RapidIO is an open-standard, switched fabric designed by industry leaders specifically for developers of data center computing, wireless infrastructure, edge networking, storage, scientific, military and industrial equipment. RapidIO technology delivers the reliability, cost effectiveness, performance and scalability required for these application areas — as well as offers a broad ecosystem of partners and suppliers, with products and solutions available for your designs today. As shown below, the RapidIO standard roadmap is well attuned to the changes affecting system designs, ensuring RapidIO technology will meet your future system needs.
The RapidIO standard is defined in three layers: logical, transport and physical. The logical layer defines the overall protocol and packet formats. This is the information necessary for end points to initiate and complete a transaction. The transport layer provides the necessary route information for a packet to move from end point to end point. The physical layer describes the device level interface specifics such as packet transport mechanisms, flow control, electrical characteristics, and low-level error management. This partitioning provides the flexibility to add new transaction types to the logical specification without requiring modification to the transport or physical layer specifications.

> Records supplied
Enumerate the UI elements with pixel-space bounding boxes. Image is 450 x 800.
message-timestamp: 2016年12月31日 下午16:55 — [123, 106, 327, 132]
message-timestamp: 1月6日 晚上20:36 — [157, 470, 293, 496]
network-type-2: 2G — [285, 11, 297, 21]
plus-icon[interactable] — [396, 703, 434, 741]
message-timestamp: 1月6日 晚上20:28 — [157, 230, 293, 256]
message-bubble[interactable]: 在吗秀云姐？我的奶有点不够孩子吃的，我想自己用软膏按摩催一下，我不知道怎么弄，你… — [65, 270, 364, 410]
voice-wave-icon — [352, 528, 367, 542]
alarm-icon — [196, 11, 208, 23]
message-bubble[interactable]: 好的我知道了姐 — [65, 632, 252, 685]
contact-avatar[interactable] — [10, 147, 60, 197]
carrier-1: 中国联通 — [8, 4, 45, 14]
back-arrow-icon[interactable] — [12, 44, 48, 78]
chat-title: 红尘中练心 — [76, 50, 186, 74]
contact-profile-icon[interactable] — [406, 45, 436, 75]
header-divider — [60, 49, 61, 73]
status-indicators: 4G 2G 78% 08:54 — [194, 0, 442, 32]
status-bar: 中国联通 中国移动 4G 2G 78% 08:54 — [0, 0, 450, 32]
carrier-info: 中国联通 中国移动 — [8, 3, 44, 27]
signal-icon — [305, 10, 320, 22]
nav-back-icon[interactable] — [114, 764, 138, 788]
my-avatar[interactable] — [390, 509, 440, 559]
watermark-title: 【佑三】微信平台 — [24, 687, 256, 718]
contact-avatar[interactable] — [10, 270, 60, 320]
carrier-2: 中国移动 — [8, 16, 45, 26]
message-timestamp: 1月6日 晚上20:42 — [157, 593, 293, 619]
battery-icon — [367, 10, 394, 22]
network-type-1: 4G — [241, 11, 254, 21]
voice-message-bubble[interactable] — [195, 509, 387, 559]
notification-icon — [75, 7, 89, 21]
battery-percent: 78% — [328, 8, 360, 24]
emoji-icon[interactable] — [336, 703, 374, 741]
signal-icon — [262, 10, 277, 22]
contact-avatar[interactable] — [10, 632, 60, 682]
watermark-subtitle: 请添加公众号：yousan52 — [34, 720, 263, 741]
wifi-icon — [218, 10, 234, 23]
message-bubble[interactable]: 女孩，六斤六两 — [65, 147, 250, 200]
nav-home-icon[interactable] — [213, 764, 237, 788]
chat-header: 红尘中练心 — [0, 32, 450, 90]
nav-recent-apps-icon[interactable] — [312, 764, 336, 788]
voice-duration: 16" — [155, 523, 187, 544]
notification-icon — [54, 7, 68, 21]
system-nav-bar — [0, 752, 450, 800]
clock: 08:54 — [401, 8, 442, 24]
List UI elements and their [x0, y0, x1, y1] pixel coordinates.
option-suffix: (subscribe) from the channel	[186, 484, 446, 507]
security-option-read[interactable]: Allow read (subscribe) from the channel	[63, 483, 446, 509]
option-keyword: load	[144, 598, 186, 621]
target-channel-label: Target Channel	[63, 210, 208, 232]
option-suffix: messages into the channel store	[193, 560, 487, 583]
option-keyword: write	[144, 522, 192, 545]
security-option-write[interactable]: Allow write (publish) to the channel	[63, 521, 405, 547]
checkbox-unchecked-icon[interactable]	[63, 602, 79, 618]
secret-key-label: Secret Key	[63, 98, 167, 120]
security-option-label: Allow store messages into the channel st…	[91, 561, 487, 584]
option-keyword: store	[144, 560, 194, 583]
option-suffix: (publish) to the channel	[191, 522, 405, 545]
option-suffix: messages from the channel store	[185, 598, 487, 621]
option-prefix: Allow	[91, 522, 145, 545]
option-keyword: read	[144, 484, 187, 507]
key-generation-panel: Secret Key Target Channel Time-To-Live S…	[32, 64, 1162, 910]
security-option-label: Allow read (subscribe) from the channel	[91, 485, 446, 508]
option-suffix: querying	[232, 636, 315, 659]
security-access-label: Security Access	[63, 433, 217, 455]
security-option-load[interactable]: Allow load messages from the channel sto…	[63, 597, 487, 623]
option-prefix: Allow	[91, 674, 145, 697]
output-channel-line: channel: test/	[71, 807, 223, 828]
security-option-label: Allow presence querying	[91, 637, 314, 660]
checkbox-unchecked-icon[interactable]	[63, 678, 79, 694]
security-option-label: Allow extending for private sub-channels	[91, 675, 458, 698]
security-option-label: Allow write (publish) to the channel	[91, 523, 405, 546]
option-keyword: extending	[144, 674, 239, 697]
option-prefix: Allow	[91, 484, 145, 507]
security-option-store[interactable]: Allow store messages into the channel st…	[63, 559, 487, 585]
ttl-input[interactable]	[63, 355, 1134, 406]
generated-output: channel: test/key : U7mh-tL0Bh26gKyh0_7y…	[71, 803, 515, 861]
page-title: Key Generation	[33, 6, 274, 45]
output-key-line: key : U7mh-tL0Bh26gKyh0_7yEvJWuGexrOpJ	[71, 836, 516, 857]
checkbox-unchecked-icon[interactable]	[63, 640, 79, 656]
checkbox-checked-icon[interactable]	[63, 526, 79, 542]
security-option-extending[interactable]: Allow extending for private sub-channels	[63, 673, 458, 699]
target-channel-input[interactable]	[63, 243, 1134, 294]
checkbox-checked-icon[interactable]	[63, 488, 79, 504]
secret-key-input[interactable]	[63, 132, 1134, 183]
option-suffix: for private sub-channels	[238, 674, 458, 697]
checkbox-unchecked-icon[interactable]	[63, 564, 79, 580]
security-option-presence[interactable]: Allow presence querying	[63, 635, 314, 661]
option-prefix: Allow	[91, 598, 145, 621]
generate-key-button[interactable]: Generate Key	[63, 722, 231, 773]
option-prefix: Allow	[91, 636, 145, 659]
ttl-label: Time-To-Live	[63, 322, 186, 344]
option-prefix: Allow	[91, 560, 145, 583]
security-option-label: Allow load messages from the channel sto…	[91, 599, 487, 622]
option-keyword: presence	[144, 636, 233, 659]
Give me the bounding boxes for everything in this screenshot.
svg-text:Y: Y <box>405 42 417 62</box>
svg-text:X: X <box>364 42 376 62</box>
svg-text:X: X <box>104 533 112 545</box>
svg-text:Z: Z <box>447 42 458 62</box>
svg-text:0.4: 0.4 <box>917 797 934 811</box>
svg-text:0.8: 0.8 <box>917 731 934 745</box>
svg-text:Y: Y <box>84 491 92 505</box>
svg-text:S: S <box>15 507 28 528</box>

> What the task requires
Answer these questions from the RapidIO overview.
(a) What kind of fabric is RapidIO?
(b) In which three layers is the RapidIO standard defined?
(c) What does the transport layer provide?
Rely only on the RapidIO overview for these, not on the listing.

> Exercise result
(a) An open-standard, switched fabric.
(b) Logical, transport and physical.
(c) The route information a packet needs to move from end point to end point.